◆ Task inputs:
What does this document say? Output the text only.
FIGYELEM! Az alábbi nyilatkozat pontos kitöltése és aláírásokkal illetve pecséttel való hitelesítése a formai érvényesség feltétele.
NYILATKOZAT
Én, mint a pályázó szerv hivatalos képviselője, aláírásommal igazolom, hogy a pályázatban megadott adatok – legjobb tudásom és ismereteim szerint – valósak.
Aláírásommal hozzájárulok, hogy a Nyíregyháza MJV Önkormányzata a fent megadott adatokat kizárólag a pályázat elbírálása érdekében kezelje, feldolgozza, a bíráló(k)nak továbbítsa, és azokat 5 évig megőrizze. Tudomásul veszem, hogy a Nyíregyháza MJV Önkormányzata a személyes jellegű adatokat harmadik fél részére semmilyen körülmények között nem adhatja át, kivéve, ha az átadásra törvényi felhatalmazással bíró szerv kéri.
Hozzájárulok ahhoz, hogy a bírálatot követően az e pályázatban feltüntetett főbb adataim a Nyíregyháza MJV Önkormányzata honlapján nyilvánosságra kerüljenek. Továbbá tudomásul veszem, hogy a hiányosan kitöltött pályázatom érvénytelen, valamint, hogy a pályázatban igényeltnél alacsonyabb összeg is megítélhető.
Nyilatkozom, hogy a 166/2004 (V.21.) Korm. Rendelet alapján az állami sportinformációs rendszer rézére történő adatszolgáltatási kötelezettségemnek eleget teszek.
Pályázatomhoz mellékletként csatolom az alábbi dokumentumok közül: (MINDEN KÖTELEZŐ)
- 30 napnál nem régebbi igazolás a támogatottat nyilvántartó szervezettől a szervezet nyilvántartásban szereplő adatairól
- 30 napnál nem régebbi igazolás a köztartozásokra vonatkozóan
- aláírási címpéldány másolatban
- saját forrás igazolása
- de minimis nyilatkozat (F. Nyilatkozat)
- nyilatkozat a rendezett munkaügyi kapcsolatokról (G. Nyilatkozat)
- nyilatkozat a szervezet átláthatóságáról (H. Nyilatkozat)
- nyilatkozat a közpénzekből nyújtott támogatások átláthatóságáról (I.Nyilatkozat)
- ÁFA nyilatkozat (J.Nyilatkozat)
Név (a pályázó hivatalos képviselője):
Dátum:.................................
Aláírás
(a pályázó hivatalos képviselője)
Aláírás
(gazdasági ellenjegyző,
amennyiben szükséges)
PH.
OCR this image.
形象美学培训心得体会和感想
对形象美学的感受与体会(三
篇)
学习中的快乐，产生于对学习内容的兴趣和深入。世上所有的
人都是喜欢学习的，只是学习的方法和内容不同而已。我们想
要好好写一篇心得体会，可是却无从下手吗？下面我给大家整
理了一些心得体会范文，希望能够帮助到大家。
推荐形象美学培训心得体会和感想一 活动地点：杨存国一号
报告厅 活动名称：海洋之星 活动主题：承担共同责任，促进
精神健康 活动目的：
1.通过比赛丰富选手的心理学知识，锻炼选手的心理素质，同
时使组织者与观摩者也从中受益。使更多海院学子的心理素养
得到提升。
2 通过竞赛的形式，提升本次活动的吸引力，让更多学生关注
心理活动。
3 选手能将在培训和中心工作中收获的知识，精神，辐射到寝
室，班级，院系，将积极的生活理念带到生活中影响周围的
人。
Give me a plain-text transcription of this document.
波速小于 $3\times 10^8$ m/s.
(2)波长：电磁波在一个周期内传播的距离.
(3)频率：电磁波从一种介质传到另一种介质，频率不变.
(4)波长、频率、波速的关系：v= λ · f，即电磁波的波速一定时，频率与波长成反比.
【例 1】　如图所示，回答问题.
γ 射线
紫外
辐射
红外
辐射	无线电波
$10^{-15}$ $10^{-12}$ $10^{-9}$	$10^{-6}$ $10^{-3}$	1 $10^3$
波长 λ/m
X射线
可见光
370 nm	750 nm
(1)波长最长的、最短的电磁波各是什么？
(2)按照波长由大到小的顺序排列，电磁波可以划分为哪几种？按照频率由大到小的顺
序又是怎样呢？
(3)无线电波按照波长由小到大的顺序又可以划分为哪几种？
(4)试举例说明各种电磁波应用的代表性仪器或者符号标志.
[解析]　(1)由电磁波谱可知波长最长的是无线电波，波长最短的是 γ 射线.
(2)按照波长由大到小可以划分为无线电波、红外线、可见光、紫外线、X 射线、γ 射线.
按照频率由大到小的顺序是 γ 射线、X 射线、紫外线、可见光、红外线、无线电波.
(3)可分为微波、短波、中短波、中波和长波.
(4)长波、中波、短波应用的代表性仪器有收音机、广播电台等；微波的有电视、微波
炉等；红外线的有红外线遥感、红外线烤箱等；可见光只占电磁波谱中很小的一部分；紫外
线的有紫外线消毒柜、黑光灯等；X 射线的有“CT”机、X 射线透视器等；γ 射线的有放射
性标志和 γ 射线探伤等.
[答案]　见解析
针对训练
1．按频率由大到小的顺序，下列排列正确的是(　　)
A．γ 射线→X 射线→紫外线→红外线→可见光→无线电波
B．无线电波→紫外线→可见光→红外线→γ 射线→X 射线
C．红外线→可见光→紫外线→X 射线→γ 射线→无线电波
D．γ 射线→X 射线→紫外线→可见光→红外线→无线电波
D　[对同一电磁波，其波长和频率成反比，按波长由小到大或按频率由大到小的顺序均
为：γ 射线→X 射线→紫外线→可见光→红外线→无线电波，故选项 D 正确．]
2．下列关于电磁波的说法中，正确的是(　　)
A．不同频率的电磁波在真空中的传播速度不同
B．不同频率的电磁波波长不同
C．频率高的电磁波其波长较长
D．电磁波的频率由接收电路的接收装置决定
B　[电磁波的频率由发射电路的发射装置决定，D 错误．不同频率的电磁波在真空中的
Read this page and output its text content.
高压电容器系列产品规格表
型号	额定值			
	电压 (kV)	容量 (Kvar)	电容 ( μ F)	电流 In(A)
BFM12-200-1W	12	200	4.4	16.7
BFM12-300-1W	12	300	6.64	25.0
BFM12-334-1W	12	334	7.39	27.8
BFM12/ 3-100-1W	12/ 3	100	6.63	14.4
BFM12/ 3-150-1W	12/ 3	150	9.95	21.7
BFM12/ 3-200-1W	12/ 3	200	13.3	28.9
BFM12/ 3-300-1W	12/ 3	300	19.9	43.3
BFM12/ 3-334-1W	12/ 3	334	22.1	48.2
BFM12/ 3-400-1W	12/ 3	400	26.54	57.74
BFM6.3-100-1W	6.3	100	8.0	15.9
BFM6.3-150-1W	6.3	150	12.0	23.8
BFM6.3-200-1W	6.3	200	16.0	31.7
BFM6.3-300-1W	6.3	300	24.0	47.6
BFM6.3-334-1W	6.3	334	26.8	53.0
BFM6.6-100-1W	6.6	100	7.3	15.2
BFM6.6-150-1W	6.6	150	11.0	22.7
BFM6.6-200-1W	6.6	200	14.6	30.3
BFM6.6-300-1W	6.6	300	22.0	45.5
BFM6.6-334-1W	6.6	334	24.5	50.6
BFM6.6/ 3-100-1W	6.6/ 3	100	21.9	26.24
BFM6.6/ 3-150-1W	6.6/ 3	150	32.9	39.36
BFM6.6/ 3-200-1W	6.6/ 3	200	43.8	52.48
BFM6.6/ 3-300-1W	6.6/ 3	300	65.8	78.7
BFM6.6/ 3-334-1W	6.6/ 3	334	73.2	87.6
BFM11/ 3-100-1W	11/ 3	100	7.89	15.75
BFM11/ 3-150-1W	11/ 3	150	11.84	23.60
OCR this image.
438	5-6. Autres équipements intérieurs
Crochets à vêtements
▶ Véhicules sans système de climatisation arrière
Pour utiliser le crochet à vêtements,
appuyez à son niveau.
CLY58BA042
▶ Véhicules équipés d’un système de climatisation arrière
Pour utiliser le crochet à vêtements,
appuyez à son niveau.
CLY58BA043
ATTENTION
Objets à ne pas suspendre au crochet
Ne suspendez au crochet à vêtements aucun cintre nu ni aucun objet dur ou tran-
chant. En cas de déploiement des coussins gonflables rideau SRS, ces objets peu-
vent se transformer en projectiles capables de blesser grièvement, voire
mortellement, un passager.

◆ Directions:
Return all the lines that contain the string "átláthatóságáról".

◆ Solution to this task:
- nyilatkozat a szervezet átláthatóságáról (H. Nyilatkozat)
- nyilatkozat a közpénzekből nyújtott támogatások átláthatóságáról (I.Nyilatkozat)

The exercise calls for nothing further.